--- START OF Dataset entries ---

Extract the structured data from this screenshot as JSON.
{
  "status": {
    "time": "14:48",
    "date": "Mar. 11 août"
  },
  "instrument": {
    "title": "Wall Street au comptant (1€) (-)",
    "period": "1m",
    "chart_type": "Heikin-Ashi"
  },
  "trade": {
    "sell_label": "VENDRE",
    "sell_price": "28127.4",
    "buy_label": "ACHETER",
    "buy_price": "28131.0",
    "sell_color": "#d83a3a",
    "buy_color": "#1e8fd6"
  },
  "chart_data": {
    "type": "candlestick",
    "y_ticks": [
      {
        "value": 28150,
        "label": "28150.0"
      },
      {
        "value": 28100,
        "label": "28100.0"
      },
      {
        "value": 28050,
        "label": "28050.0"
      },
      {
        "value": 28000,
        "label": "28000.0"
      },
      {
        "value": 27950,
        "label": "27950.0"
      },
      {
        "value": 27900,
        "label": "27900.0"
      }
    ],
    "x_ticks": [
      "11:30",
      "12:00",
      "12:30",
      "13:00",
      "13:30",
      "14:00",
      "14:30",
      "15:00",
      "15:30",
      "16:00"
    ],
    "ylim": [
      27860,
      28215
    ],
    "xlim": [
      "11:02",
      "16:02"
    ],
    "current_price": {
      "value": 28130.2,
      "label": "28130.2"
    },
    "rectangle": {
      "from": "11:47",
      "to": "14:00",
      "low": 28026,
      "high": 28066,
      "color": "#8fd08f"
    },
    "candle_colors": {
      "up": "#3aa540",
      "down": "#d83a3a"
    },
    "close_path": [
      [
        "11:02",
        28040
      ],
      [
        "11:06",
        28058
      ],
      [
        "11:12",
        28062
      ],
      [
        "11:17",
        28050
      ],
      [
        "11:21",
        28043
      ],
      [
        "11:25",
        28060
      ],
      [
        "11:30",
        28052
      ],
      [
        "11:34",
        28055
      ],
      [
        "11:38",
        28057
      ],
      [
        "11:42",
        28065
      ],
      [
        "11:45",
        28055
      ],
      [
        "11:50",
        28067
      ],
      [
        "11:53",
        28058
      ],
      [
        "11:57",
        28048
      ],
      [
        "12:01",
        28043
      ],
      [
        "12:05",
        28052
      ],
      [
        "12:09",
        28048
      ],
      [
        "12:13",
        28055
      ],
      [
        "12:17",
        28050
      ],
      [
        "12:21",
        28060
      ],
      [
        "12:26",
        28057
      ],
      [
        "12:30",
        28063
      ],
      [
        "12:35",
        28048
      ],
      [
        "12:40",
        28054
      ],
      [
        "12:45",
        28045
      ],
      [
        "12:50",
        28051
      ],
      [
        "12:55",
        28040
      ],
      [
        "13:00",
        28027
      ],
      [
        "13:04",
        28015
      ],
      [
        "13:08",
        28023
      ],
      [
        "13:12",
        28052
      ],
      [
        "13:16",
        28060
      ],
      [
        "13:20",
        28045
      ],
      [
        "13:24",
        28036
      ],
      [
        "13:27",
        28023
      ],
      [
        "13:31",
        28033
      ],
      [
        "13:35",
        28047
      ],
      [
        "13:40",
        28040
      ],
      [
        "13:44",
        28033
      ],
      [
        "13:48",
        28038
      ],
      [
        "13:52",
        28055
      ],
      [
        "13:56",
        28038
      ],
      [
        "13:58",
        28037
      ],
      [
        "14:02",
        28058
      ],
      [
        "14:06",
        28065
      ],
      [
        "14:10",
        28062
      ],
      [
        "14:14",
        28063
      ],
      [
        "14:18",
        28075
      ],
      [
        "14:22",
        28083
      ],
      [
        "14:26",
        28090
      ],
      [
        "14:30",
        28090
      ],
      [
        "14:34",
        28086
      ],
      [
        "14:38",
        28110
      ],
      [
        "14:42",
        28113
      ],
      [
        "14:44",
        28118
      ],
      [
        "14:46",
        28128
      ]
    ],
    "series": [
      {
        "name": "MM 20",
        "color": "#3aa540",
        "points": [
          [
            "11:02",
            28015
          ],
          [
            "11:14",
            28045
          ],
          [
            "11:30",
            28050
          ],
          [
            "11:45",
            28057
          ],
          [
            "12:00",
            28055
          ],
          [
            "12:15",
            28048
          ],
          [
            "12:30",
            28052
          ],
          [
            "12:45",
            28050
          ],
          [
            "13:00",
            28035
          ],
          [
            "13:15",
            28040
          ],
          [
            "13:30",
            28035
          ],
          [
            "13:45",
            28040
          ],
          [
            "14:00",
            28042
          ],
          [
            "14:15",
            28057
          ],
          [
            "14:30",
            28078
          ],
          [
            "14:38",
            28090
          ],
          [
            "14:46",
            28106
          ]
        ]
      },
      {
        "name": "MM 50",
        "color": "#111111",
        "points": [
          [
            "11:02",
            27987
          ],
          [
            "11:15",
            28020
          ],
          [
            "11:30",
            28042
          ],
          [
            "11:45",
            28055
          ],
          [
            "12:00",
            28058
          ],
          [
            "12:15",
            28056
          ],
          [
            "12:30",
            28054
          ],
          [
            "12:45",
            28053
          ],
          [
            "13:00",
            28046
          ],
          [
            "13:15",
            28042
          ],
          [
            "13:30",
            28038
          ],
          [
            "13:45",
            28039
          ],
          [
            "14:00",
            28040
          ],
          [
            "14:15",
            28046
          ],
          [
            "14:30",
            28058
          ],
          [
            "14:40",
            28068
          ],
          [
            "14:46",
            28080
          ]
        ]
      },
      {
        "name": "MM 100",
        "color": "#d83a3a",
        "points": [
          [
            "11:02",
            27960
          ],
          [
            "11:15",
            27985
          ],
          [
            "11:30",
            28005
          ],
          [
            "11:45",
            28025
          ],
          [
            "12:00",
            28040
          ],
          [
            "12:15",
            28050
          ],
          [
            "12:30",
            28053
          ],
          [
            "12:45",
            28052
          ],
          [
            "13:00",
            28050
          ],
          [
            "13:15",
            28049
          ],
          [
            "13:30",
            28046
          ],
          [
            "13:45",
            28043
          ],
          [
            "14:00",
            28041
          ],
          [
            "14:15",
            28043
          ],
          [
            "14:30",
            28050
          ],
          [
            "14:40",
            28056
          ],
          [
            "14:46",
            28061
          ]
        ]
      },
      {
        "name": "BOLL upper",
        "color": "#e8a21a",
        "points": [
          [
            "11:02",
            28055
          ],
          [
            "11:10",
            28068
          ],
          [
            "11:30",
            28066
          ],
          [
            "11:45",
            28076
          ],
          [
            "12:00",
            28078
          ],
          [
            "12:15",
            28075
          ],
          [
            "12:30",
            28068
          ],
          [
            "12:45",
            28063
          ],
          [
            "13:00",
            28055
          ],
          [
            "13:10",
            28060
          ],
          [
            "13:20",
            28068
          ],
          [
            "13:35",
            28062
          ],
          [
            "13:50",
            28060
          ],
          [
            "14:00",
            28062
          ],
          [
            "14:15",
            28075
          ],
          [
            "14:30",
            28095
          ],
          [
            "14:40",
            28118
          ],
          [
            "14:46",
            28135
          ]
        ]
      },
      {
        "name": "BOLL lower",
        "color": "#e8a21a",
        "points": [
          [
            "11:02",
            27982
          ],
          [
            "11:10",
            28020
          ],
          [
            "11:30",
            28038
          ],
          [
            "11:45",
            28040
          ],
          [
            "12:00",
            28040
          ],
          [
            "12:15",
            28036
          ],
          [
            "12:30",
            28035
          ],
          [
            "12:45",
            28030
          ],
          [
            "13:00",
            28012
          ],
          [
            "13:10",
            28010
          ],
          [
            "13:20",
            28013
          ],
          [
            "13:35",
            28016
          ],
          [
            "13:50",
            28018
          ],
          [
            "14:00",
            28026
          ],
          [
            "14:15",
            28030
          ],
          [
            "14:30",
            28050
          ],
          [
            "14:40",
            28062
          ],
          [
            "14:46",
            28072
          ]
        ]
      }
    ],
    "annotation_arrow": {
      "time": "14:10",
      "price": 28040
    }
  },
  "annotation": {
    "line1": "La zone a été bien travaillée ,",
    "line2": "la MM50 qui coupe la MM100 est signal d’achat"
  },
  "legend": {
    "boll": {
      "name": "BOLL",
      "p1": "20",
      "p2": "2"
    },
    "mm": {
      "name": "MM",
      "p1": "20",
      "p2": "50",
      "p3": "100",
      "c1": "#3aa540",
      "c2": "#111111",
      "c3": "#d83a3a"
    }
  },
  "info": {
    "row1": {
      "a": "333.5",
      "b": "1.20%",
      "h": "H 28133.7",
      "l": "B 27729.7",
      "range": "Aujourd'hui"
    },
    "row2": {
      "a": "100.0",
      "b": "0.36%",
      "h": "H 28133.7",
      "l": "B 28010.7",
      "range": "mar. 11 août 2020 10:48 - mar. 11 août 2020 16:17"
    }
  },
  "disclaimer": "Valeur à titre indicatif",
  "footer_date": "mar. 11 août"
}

--- END OF Dataset entries ---

■ What is expected ■
Find each line holding "from". Copy it out.

■ Written response ■
Extract the structured data from this screenshot as JSON.
      "from": "11:47",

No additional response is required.